Problem to work on: Without the images, write out the whole listing exactly.

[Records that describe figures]
┄┄┄┄┄┄┄┄┄┄┄┄┄┄┄┄┄┄┄┄
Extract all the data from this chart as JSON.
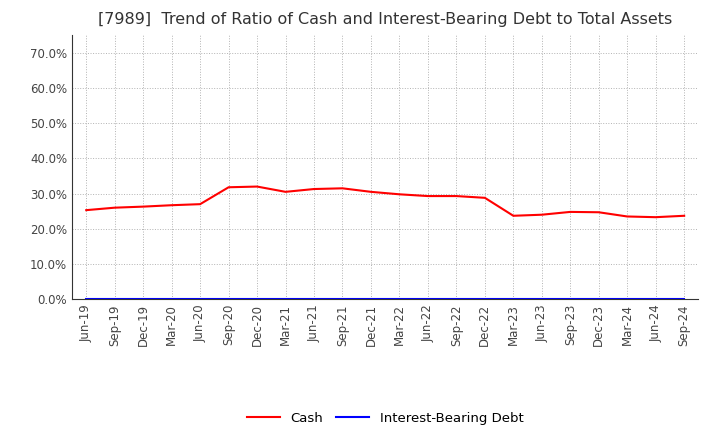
{
  "title": "[7989]  Trend of Ratio of Cash and Interest-Bearing Debt to Total Assets",
  "x_labels": [
    "Jun-19",
    "Sep-19",
    "Dec-19",
    "Mar-20",
    "Jun-20",
    "Sep-20",
    "Dec-20",
    "Mar-21",
    "Jun-21",
    "Sep-21",
    "Dec-21",
    "Mar-22",
    "Jun-22",
    "Sep-22",
    "Dec-22",
    "Mar-23",
    "Jun-23",
    "Sep-23",
    "Dec-23",
    "Mar-24",
    "Jun-24",
    "Sep-24"
  ],
  "cash_values": [
    0.253,
    0.26,
    0.263,
    0.267,
    0.27,
    0.318,
    0.32,
    0.305,
    0.313,
    0.315,
    0.305,
    0.298,
    0.293,
    0.293,
    0.288,
    0.237,
    0.24,
    0.248,
    0.247,
    0.235,
    0.233,
    0.237
  ],
  "ibd_values": [
    0.0,
    0.0,
    0.0,
    0.0,
    0.0,
    0.0,
    0.0,
    0.0,
    0.0,
    0.0,
    0.0,
    0.0,
    0.0,
    0.0,
    0.0,
    0.0,
    0.0,
    0.0,
    0.0,
    0.0,
    0.0,
    0.0
  ],
  "cash_color": "#FF0000",
  "ibd_color": "#0000FF",
  "background_color": "#FFFFFF",
  "plot_bg_color": "#FFFFFF",
  "grid_color": "#AAAAAA",
  "ylim": [
    0.0,
    0.75
  ],
  "yticks": [
    0.0,
    0.1,
    0.2,
    0.3,
    0.4,
    0.5,
    0.6,
    0.7
  ],
  "legend_cash": "Cash",
  "legend_ibd": "Interest-Bearing Debt",
  "title_fontsize": 11.5,
  "tick_fontsize": 8.5,
  "legend_fontsize": 9.5,
  "title_color": "#333333"
}
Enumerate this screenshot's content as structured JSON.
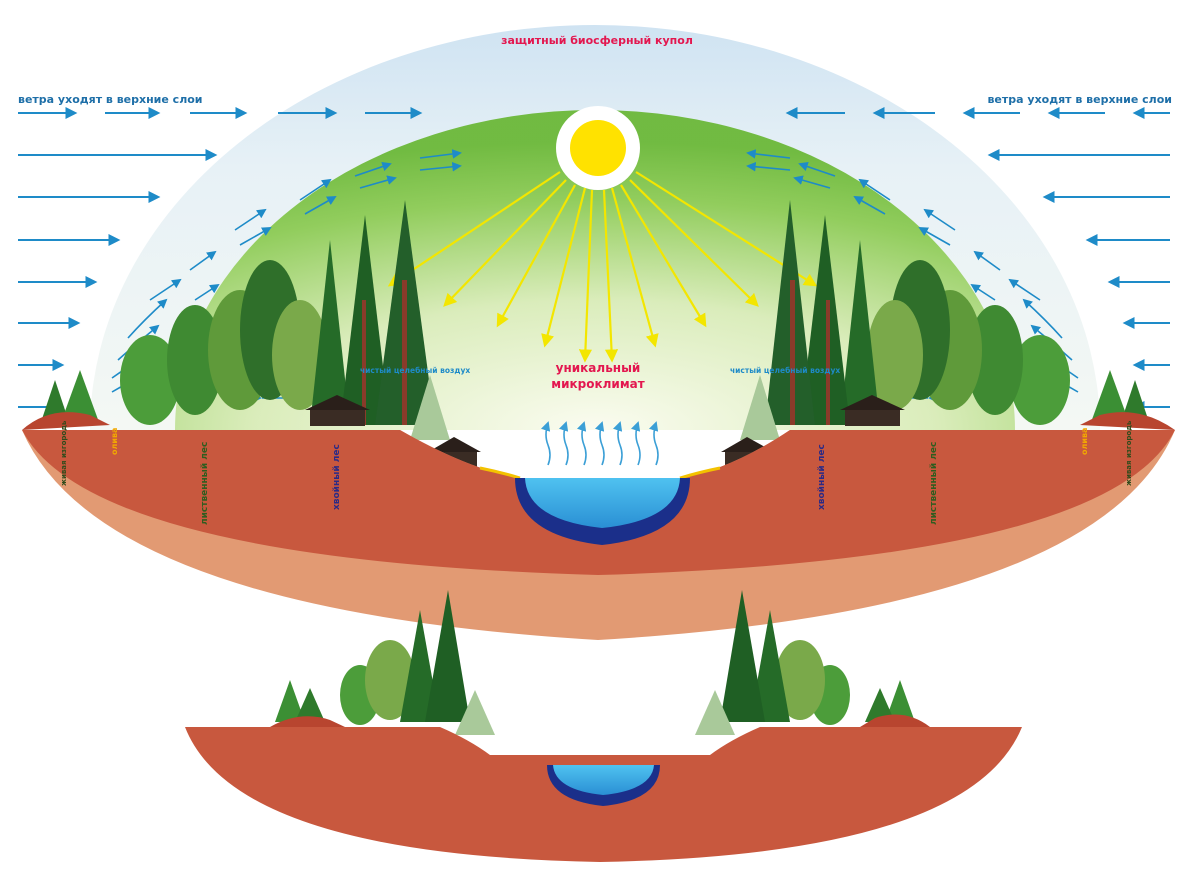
{
  "labels": {
    "dome": "защитный биосферный купол",
    "winds_left": "ветра уходят в верхние слои",
    "winds_right": "ветра уходят в верхние слои",
    "microclimate_line1": "уникальный",
    "microclimate_line2": "микроклимат",
    "clean_air_left": "чистый целебный воздух",
    "clean_air_right": "чистый целебный воздух",
    "hedge_left": "живая изгородь",
    "hedge_right": "живая изгородь",
    "olive_left": "олива",
    "olive_right": "олива",
    "deciduous_left": "лиственный лес",
    "deciduous_right": "лиственный лес",
    "conifer_left": "хвойный лес",
    "conifer_right": "хвойный лес"
  },
  "colors": {
    "dome_top": "#cfe3f2",
    "dome_green": "#7fc24a",
    "sun": "#ffe200",
    "ray": "#f3e600",
    "wind": "#1e8bc8",
    "soil_dark": "#c8583e",
    "soil_light": "#e29a73",
    "water": "#3aa9e3",
    "water_deep": "#1b2f8a",
    "dome_label": "#e3174f",
    "micro_label": "#e3174f",
    "hedge_label": "#2e4b1b",
    "olive_label": "#f2a900",
    "deciduous_label": "#2e5d1f",
    "conifer_label": "#2b2a86"
  }
}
┄┄┄┄┄┄┄┄┄┄┄┄┄┄┄┄┄┄┄┄
Written reply:
Extract all the data from this chart as JSON.
{
  "title": "[7989]  Trend of Ratio of Cash and Interest-Bearing Debt to Total Assets",
  "x_labels": [
    "Jun-19",
    "Sep-19",
    "Dec-19",
    "Mar-20",
    "Jun-20",
    "Sep-20",
    "Dec-20",
    "Mar-21",
    "Jun-21",
    "Sep-21",
    "Dec-21",
    "Mar-22",
    "Jun-22",
    "Sep-22",
    "Dec-22",
    "Mar-23",
    "Jun-23",
    "Sep-23",
    "Dec-23",
    "Mar-24",
    "Jun-24",
    "Sep-24"
  ],
  "cash_values": [
    0.253,
    0.26,
    0.263,
    0.267,
    0.27,
    0.318,
    0.32,
    0.305,
    0.313,
    0.315,
    0.305,
    0.298,
    0.293,
    0.293,
    0.288,
    0.237,
    0.24,
    0.248,
    0.247,
    0.235,
    0.233,
    0.237
  ],
  "ibd_values": [
    0.0,
    0.0,
    0.0,
    0.0,
    0.0,
    0.0,
    0.0,
    0.0,
    0.0,
    0.0,
    0.0,
    0.0,
    0.0,
    0.0,
    0.0,
    0.0,
    0.0,
    0.0,
    0.0,
    0.0,
    0.0,
    0.0
  ],
  "cash_color": "#FF0000",
  "ibd_color": "#0000FF",
  "background_color": "#FFFFFF",
  "plot_bg_color": "#FFFFFF",
  "grid_color": "#AAAAAA",
  "ylim": [
    0.0,
    0.75
  ],
  "yticks": [
    0.0,
    0.1,
    0.2,
    0.3,
    0.4,
    0.5,
    0.6,
    0.7
  ],
  "legend_cash": "Cash",
  "legend_ibd": "Interest-Bearing Debt",
  "title_fontsize": 11.5,
  "tick_fontsize": 8.5,
  "legend_fontsize": 9.5,
  "title_color": "#333333"
}
Enumerate this screenshot's content as structured JSON.
{
  "labels": {
    "dome": "защитный биосферный купол",
    "winds_left": "ветра уходят в верхние слои",
    "winds_right": "ветра уходят в верхние слои",
    "microclimate_line1": "уникальный",
    "microclimate_line2": "микроклимат",
    "clean_air_left": "чистый целебный воздух",
    "clean_air_right": "чистый целебный воздух",
    "hedge_left": "живая изгородь",
    "hedge_right": "живая изгородь",
    "olive_left": "олива",
    "olive_right": "олива",
    "deciduous_left": "лиственный лес",
    "deciduous_right": "лиственный лес",
    "conifer_left": "хвойный лес",
    "conifer_right": "хвойный лес"
  },
  "colors": {
    "dome_top": "#cfe3f2",
    "dome_green": "#7fc24a",
    "sun": "#ffe200",
    "ray": "#f3e600",
    "wind": "#1e8bc8",
    "soil_dark": "#c8583e",
    "soil_light": "#e29a73",
    "water": "#3aa9e3",
    "water_deep": "#1b2f8a",
    "dome_label": "#e3174f",
    "micro_label": "#e3174f",
    "hedge_label": "#2e4b1b",
    "olive_label": "#f2a900",
    "deciduous_label": "#2e5d1f",
    "conifer_label": "#2b2a86"
  }
}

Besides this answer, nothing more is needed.